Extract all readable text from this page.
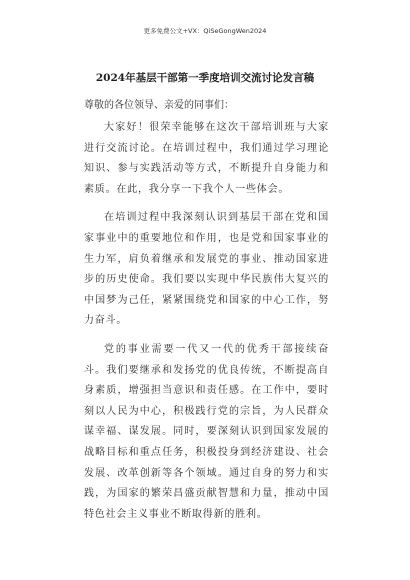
更多免费公文+VX：QiSeGongWen2024
2024年基层干部第一季度培训交流讨论发言稿
尊敬的各位领导、亲爱的同事们：

大家好！很荣幸能够在这次干部培训班与大家进行交流讨论。在培训过程中，我们通过学习理论知识、参与实践活动等方式，不断提升自身能力和素质。在此，我分享一下我个人一些体会。

在培训过程中我深刻认识到基层干部在党和国家事业中的重要地位和作用，也是党和国家事业的生力军，肩负着继承和发展党的事业、推动国家进步的历史使命。我们要以实现中华民族伟大复兴的中国梦为己任，紧紧围绕党和国家的中心工作，努力奋斗。

党的事业需要一代又一代的优秀干部接续奋斗。我们要继承和发扬党的优良传统，不断提高自身素质，增强担当意识和责任感。在工作中，要时刻以人民为中心，积极践行党的宗旨，为人民群众谋幸福、谋发展。同时，要深刻认识到国家发展的战略目标和重点任务，积极投身到经济建设、社会发展、改革创新等各个领域。通过自身的努力和实践，为国家的繁荣昌盛贡献智慧和力量，推动中国特色社会主义事业不断取得新的胜利。
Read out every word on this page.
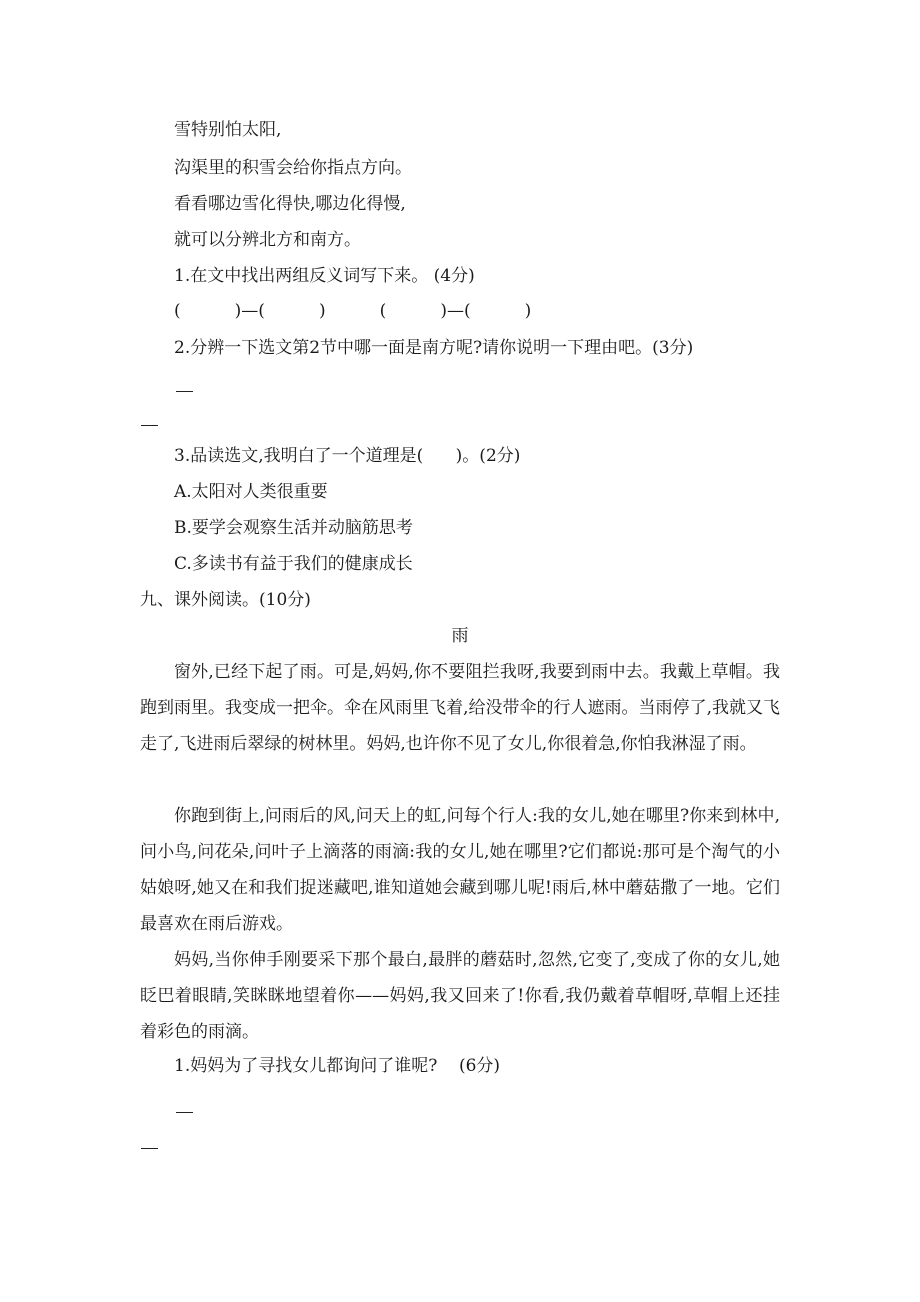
雪特别怕太阳,
沟渠里的积雪会给你指点方向。
看看哪边雪化得快,哪边化得慢,
就可以分辨北方和南方。
1.在文中找出两组反义词写下来。 (4分)
(          )—(          )          (          )—(          )
2.分辨一下选文第2节中哪一面是南方呢?请你说明一下理由吧。(3分)
3.品读选文,我明白了一个道理是(      )。(2分)
A.太阳对人类很重要
B.要学会观察生活并动脑筋思考
C.多读书有益于我们的健康成长
九、课外阅读。(10分)
雨
窗外,已经下起了雨。可是,妈妈,你不要阻拦我呀,我要到雨中去。我戴上草帽。我跑到雨里。我变成一把伞。伞在风雨里飞着,给没带伞的行人遮雨。当雨停了,我就又飞走了,飞进雨后翠绿的树林里。妈妈,也许你不见了女儿,你很着急,你怕我淋湿了雨。
你跑到街上,问雨后的风,问天上的虹,问每个行人:我的女儿,她在哪里?你来到林中,问小鸟,问花朵,问叶子上滴落的雨滴:我的女儿,她在哪里?它们都说:那可是个淘气的小姑娘呀,她又在和我们捉迷藏吧,谁知道她会藏到哪儿呢!雨后,林中蘑菇撒了一地。它们最喜欢在雨后游戏。
妈妈,当你伸手刚要采下那个最白,最胖的蘑菇时,忽然,它变了,变成了你的女儿,她眨巴着眼睛,笑眯眯地望着你——妈妈,我又回来了!你看,我仍戴着草帽呀,草帽上还挂着彩色的雨滴。
1.妈妈为了寻找女儿都询问了谁呢?    (6分)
________________________
▶ REQUIRED WORK
In the records above, find the lines containing "page" and copy them.

▶ SOLUTION
Extract all readable text from this page.
Read out every word on this page.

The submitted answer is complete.